Enunciado: Extraia, na íntegra e sem alterações, o texto sobre a procura de peças exclusivas em brechós.

Texto de referência:
Há sete anos, Lúbia Domingos Borges garimpa peças em brechós. Formada em Moda, o intuito das compras neste estilo de loja nunca foi encontrar roupas baratas, mas, sim, peças únicas.

"Não vou até um brechó atrás de preços baixos. Procuro peças exclusivas, gosto de imaginar a história da roupa, ver a qualidade dos tecidos, acabamento. Hoje ou você compra em lojas de marcas ou de departamentos, e ambas não possuem exclusividade, que é o que procuro nos brechós."

De roupas a acessórios, de grifes a peças sem etiqueta, Lúbia adquire de tudo no universo dos usados. "Tenho um lenço de seda que paguei R$ 5, gosto tanto dele que praticamente o emoldurei. Já comprei muita coisa de grife também, como em brechó de São Paulo, onde adquiri um gravatinha de crochê da Dior por R$ 2", conta.

E se em pleno século marcado pela globalização e avanços tecnológicos ainda é possível encontrar pessoas que gostam de conservar um costume antigo e também tradicional, essas lojas, segundo Lúbia, ainda precisam melhorar muito. Pelo menos em cidades menores.

"Sinto falta de brechós melhores. Hoje, em Londrina, tem muito brechó que só quer vender roupa barata e não exclusiva. Sinto que quando um brechó bacana abre as portas por aqui, ele logo fecha por falta de público. Quando posso, vou conhecer e comprar em brechós de grandes centros", considera. (E.S.)

Dados para análise:
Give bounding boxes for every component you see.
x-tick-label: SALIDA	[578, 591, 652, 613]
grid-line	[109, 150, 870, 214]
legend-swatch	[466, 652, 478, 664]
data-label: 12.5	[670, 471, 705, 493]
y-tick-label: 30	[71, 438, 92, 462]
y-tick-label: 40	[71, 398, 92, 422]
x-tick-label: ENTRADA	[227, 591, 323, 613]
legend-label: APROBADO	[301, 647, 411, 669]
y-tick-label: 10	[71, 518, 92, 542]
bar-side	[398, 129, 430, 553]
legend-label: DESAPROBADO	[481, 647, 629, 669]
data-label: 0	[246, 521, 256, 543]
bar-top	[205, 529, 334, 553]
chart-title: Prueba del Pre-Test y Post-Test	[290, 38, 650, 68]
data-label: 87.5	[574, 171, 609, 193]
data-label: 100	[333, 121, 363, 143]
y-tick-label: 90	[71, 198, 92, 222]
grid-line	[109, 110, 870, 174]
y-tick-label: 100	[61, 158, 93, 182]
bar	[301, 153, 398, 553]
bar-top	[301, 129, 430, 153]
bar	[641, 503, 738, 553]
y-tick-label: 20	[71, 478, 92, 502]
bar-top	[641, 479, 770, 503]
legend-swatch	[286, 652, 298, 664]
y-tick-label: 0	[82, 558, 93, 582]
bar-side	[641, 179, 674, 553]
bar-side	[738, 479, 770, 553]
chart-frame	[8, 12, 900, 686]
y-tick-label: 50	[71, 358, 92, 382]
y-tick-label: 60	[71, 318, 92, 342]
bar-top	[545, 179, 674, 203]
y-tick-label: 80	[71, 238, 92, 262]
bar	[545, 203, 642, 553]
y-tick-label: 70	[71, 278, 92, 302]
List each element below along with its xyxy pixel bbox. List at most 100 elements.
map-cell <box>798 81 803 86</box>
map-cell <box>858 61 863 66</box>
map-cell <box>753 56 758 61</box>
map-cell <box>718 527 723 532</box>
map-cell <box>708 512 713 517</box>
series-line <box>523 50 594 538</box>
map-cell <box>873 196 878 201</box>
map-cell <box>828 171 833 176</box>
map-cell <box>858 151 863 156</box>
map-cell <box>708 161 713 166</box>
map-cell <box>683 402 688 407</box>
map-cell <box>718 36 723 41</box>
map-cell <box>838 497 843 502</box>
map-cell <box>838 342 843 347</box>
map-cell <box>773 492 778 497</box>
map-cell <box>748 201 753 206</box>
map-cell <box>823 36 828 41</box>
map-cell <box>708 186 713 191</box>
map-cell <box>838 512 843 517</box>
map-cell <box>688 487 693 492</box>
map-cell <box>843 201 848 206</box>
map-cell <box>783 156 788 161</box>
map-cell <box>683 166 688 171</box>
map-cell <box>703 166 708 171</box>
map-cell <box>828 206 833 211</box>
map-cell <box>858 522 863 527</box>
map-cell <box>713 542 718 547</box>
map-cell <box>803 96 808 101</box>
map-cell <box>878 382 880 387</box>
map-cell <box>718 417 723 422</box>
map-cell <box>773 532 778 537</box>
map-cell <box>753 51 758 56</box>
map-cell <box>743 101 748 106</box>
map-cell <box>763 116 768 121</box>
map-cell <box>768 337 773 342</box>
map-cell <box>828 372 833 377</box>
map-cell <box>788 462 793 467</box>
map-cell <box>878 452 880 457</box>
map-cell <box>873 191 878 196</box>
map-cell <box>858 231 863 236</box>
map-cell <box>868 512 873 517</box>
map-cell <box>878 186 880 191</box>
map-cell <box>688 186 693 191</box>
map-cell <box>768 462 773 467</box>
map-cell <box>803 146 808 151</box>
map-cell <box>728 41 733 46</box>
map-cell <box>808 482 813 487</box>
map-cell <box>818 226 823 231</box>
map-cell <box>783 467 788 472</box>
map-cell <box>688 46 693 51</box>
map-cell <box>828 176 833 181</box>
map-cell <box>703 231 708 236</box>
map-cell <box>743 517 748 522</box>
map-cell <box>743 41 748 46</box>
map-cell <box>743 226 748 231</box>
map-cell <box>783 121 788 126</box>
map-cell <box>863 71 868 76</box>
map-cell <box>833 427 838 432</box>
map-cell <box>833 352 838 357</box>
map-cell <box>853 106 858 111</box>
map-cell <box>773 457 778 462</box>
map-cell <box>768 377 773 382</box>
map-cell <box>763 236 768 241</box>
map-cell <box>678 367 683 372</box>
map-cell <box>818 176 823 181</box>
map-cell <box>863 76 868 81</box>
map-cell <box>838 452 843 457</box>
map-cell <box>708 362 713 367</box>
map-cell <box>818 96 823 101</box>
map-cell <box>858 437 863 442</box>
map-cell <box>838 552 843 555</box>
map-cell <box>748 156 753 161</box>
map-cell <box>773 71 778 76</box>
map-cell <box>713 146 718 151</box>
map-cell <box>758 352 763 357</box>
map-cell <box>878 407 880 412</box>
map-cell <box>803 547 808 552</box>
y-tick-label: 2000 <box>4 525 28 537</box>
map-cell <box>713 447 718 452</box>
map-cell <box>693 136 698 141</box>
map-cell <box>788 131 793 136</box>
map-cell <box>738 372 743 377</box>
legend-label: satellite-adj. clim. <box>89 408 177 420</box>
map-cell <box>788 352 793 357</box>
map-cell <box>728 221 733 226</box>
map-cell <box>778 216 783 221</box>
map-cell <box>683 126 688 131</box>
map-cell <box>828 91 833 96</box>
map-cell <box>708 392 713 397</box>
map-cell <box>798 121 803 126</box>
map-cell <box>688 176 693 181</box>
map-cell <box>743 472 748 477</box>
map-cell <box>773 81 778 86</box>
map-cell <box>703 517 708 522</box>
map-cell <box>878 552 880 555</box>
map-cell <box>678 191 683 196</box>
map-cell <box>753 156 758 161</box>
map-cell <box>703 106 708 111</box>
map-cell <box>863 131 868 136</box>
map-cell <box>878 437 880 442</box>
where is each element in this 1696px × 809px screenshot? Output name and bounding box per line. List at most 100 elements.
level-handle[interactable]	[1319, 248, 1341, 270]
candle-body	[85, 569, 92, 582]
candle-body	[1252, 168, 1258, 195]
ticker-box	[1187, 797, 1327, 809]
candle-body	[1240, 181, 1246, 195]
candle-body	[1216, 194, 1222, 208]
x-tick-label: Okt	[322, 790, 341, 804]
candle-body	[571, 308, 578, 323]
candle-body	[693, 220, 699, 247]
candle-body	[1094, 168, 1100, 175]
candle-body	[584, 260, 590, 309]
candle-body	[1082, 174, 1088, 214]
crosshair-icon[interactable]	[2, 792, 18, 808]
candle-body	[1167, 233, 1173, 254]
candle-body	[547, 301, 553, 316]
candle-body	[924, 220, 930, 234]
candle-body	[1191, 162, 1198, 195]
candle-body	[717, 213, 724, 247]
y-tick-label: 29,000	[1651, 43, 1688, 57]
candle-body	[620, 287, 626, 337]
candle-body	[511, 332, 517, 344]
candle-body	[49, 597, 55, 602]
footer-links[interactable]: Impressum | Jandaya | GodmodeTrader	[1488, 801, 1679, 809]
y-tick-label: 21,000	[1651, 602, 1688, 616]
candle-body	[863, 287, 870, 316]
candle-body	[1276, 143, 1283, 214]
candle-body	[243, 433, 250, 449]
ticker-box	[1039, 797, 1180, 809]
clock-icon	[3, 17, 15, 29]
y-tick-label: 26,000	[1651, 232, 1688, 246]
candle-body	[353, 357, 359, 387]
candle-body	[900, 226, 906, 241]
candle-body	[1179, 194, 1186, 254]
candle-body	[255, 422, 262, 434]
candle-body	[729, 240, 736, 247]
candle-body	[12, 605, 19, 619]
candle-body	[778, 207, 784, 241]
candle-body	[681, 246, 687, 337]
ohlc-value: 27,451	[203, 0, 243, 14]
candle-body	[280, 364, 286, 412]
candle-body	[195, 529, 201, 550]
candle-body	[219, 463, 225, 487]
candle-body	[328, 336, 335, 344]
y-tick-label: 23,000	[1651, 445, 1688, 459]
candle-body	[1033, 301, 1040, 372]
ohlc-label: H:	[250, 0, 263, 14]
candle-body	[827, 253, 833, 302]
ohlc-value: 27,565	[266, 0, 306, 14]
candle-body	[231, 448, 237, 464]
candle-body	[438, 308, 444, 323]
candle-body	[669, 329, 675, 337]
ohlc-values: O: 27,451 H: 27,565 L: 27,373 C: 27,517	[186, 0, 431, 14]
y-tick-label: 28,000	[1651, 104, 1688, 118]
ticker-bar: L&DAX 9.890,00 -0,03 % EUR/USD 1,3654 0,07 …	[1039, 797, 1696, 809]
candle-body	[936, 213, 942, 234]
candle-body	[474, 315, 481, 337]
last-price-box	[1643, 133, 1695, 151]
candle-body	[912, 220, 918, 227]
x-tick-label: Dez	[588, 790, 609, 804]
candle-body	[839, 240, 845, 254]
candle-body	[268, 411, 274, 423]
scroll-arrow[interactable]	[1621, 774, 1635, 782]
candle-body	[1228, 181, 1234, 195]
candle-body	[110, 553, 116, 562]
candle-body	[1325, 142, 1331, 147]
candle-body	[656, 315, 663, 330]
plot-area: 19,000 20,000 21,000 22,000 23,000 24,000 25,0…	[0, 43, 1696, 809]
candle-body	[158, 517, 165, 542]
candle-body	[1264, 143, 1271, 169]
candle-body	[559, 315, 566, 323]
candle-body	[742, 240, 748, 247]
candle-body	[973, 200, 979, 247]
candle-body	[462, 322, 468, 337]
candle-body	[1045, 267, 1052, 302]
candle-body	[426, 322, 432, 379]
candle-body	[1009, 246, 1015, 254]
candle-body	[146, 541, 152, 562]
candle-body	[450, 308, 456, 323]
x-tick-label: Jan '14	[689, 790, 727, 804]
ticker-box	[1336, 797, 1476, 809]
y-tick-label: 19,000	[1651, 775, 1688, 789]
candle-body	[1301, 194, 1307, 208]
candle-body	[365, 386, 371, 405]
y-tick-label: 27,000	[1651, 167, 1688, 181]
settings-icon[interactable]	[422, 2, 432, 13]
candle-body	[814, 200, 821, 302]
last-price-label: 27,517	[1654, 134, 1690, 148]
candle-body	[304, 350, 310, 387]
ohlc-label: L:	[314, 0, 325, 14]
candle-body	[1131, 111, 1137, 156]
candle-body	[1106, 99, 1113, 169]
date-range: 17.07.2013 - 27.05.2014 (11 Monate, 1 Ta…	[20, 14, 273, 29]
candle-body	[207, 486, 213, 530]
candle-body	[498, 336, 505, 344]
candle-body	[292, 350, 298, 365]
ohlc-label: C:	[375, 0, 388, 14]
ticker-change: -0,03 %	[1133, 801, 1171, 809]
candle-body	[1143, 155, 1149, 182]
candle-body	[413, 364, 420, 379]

Resolução:
Há sete anos, Lúbia Domingos Borges garimpa peças em brechós. Formada em Moda, o intuito das compras neste estilo de loja nunca foi encontrar roupas baratas, mas, sim, peças únicas.

"Não vou até um brechó atrás de preços baixos. Procuro peças exclusivas, gosto de imaginar a história da roupa, ver a qualidade dos tecidos, acabamento. Hoje ou você compra em lojas de marcas ou de departamentos, e ambas não possuem exclusividade, que é o que procuro nos brechós."

De roupas a acessórios, de grifes a peças sem etiqueta, Lúbia adquire de tudo no universo dos usados. "Tenho um lenço de seda que paguei R$ 5, gosto tanto dele que praticamente o emoldurei. Já comprei muita coisa de grife também, como em brechó de São Paulo, onde adquiri um gravatinha de crochê da Dior por R$ 2", conta.

E se em pleno século marcado pela globalização e avanços tecnológicos ainda é possível encontrar pessoas que gostam de conservar um costume antigo e também tradicional, essas lojas, segundo Lúbia, ainda precisam melhorar muito. Pelo menos em cidades menores.

"Sinto falta de brechós melhores. Hoje, em Londrina, tem muito brechó que só quer vender roupa barata e não exclusiva. Sinto que quando um brechó bacana abre as portas por aqui, ele logo fecha por falta de público. Quando posso, vou conhecer e comprar em brechós de grandes centros", considera. (E.S.)